WHAT YOU ARE ASKED TO DO: Copy only what runs from the line containing "Give me a plain-text" through the end of the material below, line for line, with both ends included.

Records from a dataset:
_ _ _ _ _
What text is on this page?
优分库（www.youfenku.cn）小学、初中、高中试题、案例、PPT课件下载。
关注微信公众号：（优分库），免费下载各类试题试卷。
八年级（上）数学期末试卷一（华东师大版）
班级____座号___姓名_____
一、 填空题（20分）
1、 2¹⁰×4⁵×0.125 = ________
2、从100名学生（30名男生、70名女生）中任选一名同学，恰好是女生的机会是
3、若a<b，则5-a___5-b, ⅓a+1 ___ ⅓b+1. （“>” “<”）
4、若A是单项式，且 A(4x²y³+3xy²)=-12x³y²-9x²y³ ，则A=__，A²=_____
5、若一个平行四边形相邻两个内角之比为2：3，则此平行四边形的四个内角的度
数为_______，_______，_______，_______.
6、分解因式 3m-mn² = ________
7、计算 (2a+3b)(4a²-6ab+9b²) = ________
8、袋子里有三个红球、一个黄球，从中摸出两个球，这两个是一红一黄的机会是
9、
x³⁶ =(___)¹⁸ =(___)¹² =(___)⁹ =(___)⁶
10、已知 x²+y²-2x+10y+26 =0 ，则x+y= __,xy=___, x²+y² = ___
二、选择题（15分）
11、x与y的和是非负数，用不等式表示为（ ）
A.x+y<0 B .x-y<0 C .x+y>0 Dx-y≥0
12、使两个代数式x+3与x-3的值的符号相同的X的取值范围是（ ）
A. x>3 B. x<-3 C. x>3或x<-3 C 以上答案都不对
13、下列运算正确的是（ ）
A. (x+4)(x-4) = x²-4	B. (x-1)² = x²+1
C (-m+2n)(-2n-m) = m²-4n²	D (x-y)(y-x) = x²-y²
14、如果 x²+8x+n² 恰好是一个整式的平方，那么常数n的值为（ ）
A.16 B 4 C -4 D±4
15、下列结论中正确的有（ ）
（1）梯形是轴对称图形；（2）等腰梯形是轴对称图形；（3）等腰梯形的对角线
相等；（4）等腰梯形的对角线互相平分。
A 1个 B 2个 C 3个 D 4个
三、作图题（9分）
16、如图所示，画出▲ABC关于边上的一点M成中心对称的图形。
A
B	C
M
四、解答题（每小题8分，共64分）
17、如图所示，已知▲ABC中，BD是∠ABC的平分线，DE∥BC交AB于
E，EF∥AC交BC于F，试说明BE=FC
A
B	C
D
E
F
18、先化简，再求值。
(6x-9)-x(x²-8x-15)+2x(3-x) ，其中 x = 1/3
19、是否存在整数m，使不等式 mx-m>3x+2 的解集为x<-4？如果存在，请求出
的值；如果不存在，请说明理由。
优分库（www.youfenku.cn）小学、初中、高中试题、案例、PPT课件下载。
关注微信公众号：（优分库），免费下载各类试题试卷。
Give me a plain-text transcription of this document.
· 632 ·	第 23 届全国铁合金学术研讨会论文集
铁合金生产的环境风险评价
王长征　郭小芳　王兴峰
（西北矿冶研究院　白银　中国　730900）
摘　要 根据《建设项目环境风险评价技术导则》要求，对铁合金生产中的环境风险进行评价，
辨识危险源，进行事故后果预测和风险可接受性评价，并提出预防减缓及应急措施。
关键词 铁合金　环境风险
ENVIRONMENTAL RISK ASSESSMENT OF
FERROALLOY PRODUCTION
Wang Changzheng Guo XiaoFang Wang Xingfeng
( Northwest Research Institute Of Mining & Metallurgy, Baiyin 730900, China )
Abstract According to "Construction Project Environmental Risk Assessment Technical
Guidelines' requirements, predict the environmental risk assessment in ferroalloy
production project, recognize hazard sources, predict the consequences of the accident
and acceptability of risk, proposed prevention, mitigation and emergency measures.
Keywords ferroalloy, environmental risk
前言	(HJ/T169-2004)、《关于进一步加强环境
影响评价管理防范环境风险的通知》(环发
_ _ _ _ _
TASK RESULT:
Give me a plain-text transcription of this document.
· 632 ·	第 23 届全国铁合金学术研讨会论文集
铁合金生产的环境风险评价
王长征　郭小芳　王兴峰
（西北矿冶研究院　白银　中国　730900）
摘　要 根据《建设项目环境风险评价技术导则》要求，对铁合金生产中的环境风险进行评价，
辨识危险源，进行事故后果预测和风险可接受性评价，并提出预防减缓及应急措施。
关键词 铁合金　环境风险
ENVIRONMENTAL RISK ASSESSMENT OF
FERROALLOY PRODUCTION
Wang Changzheng Guo XiaoFang Wang Xingfeng
( Northwest Research Institute Of Mining & Metallurgy, Baiyin 730900, China )
Abstract According to "Construction Project Environmental Risk Assessment Technical
Guidelines' requirements, predict the environmental risk assessment in ferroalloy
production project, recognize hazard sources, predict the consequences of the accident
and acceptability of risk, proposed prevention, mitigation and emergency measures.
Keywords ferroalloy, environmental risk
前言	(HJ/T169-2004)、《关于进一步加强环境
影响评价管理防范环境风险的通知》(环发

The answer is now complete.